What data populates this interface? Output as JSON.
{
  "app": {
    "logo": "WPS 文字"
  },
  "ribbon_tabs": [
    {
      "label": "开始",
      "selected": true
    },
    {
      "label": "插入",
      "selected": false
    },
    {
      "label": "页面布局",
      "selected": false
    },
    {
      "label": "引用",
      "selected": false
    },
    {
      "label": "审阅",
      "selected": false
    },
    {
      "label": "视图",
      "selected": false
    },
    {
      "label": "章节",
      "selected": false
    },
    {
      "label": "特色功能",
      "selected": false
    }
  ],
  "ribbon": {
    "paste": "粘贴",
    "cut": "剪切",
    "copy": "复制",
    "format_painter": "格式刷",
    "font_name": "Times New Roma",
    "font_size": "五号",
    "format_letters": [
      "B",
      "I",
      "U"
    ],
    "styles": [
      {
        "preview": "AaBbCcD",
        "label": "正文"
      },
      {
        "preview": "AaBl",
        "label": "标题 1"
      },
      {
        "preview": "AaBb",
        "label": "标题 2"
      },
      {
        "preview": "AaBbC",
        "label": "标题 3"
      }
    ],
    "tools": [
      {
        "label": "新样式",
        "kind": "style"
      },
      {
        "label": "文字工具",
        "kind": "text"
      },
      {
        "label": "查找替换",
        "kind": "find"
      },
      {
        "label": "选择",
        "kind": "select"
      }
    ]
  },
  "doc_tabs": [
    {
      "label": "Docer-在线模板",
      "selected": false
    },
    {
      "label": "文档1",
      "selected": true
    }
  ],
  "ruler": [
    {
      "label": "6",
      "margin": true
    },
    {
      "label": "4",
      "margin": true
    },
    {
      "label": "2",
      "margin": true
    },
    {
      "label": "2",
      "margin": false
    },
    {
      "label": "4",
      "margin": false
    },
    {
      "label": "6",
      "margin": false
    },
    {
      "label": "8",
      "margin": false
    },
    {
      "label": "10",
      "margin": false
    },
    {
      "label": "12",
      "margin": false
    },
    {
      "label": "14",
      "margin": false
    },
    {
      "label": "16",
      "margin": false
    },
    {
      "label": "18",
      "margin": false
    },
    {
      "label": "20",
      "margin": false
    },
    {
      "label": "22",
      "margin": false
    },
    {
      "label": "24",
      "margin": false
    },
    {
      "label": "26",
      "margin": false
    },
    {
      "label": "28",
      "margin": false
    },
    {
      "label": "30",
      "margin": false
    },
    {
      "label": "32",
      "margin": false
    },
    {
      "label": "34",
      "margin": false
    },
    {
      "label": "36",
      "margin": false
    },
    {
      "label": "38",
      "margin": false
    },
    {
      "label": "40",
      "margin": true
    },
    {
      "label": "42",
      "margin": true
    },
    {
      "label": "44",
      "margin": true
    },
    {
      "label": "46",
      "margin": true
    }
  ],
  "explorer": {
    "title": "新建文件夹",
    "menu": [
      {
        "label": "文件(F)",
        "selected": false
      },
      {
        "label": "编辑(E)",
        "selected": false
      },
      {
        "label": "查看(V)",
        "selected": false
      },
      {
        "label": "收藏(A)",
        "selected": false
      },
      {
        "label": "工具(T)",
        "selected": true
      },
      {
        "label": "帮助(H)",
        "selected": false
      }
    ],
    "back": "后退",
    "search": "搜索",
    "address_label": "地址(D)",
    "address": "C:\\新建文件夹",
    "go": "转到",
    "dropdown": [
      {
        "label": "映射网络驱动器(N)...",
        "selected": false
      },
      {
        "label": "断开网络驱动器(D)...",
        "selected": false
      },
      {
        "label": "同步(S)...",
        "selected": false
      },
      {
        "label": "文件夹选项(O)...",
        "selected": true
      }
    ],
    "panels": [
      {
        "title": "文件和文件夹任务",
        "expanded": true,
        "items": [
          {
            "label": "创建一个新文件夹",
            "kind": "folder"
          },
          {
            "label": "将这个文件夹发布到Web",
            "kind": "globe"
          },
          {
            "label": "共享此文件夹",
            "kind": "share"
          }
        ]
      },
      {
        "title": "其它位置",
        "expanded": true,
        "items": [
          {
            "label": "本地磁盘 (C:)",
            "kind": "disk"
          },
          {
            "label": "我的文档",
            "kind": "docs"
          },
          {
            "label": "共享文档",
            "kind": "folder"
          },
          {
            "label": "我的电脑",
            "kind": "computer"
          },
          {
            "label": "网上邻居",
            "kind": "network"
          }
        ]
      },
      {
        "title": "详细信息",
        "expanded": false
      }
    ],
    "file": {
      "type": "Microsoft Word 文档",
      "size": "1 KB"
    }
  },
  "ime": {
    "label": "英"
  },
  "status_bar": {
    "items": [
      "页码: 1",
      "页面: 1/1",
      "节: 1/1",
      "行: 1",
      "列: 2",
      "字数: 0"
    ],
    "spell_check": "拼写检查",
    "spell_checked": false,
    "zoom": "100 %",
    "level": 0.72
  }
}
---------------
* SHORT EXERCISE *
The records above must be output exactly, in full.

* WORKED SOLUTION *
What data populates this interface? Output as JSON.
{
  "app": {
    "logo": "WPS 文字"
  },
  "ribbon_tabs": [
    {
      "label": "开始",
      "selected": true
    },
    {
      "label": "插入",
      "selected": false
    },
    {
      "label": "页面布局",
      "selected": false
    },
    {
      "label": "引用",
      "selected": false
    },
    {
      "label": "审阅",
      "selected": false
    },
    {
      "label": "视图",
      "selected": false
    },
    {
      "label": "章节",
      "selected": false
    },
    {
      "label": "特色功能",
      "selected": false
    }
  ],
  "ribbon": {
    "paste": "粘贴",
    "cut": "剪切",
    "copy": "复制",
    "format_painter": "格式刷",
    "font_name": "Times New Roma",
    "font_size": "五号",
    "format_letters": [
      "B",
      "I",
      "U"
    ],
    "styles": [
      {
        "preview": "AaBbCcD",
        "label": "正文"
      },
      {
        "preview": "AaBl",
        "label": "标题 1"
      },
      {
        "preview": "AaBb",
        "label": "标题 2"
      },
      {
        "preview": "AaBbC",
        "label": "标题 3"
      }
    ],
    "tools": [
      {
        "label": "新样式",
        "kind": "style"
      },
      {
        "label": "文字工具",
        "kind": "text"
      },
      {
        "label": "查找替换",
        "kind": "find"
      },
      {
        "label": "选择",
        "kind": "select"
      }
    ]
  },
  "doc_tabs": [
    {
      "label": "Docer-在线模板",
      "selected": false
    },
    {
      "label": "文档1",
      "selected": true
    }
  ],
  "ruler": [
    {
      "label": "6",
      "margin": true
    },
    {
      "label": "4",
      "margin": true
    },
    {
      "label": "2",
      "margin": true
    },
    {
      "label": "2",
      "margin": false
    },
    {
      "label": "4",
      "margin": false
    },
    {
      "label": "6",
      "margin": false
    },
    {
      "label": "8",
      "margin": false
    },
    {
      "label": "10",
      "margin": false
    },
    {
      "label": "12",
      "margin": false
    },
    {
      "label": "14",
      "margin": false
    },
    {
      "label": "16",
      "margin": false
    },
    {
      "label": "18",
      "margin": false
    },
    {
      "label": "20",
      "margin": false
    },
    {
      "label": "22",
      "margin": false
    },
    {
      "label": "24",
      "margin": false
    },
    {
      "label": "26",
      "margin": false
    },
    {
      "label": "28",
      "margin": false
    },
    {
      "label": "30",
      "margin": false
    },
    {
      "label": "32",
      "margin": false
    },
    {
      "label": "34",
      "margin": false
    },
    {
      "label": "36",
      "margin": false
    },
    {
      "label": "38",
      "margin": false
    },
    {
      "label": "40",
      "margin": true
    },
    {
      "label": "42",
      "margin": true
    },
    {
      "label": "44",
      "margin": true
    },
    {
      "label": "46",
      "margin": true
    }
  ],
  "explorer": {
    "title": "新建文件夹",
    "menu": [
      {
        "label": "文件(F)",
        "selected": false
      },
      {
        "label": "编辑(E)",
        "selected": false
      },
      {
        "label": "查看(V)",
        "selected": false
      },
      {
        "label": "收藏(A)",
        "selected": false
      },
      {
        "label": "工具(T)",
        "selected": true
      },
      {
        "label": "帮助(H)",
        "selected": false
      }
    ],
    "back": "后退",
    "search": "搜索",
    "address_label": "地址(D)",
    "address": "C:\\新建文件夹",
    "go": "转到",
    "dropdown": [
      {
        "label": "映射网络驱动器(N)...",
        "selected": false
      },
      {
        "label": "断开网络驱动器(D)...",
        "selected": false
      },
      {
        "label": "同步(S)...",
        "selected": false
      },
      {
        "label": "文件夹选项(O)...",
        "selected": true
      }
    ],
    "panels": [
      {
        "title": "文件和文件夹任务",
        "expanded": true,
        "items": [
          {
            "label": "创建一个新文件夹",
            "kind": "folder"
          },
          {
            "label": "将这个文件夹发布到Web",
            "kind": "globe"
          },
          {
            "label": "共享此文件夹",
            "kind": "share"
          }
        ]
      },
      {
        "title": "其它位置",
        "expanded": true,
        "items": [
          {
            "label": "本地磁盘 (C:)",
            "kind": "disk"
          },
          {
            "label": "我的文档",
            "kind": "docs"
          },
          {
            "label": "共享文档",
            "kind": "folder"
          },
          {
            "label": "我的电脑",
            "kind": "computer"
          },
          {
            "label": "网上邻居",
            "kind": "network"
          }
        ]
      },
      {
        "title": "详细信息",
        "expanded": false
      }
    ],
    "file": {
      "type": "Microsoft Word 文档",
      "size": "1 KB"
    }
  },
  "ime": {
    "label": "英"
  },
  "status_bar": {
    "items": [
      "页码: 1",
      "页面: 1/1",
      "节: 1/1",
      "行: 1",
      "列: 2",
      "字数: 0"
    ],
    "spell_check": "拼写检查",
    "spell_checked": false,
    "zoom": "100 %",
    "level": 0.72
  }
}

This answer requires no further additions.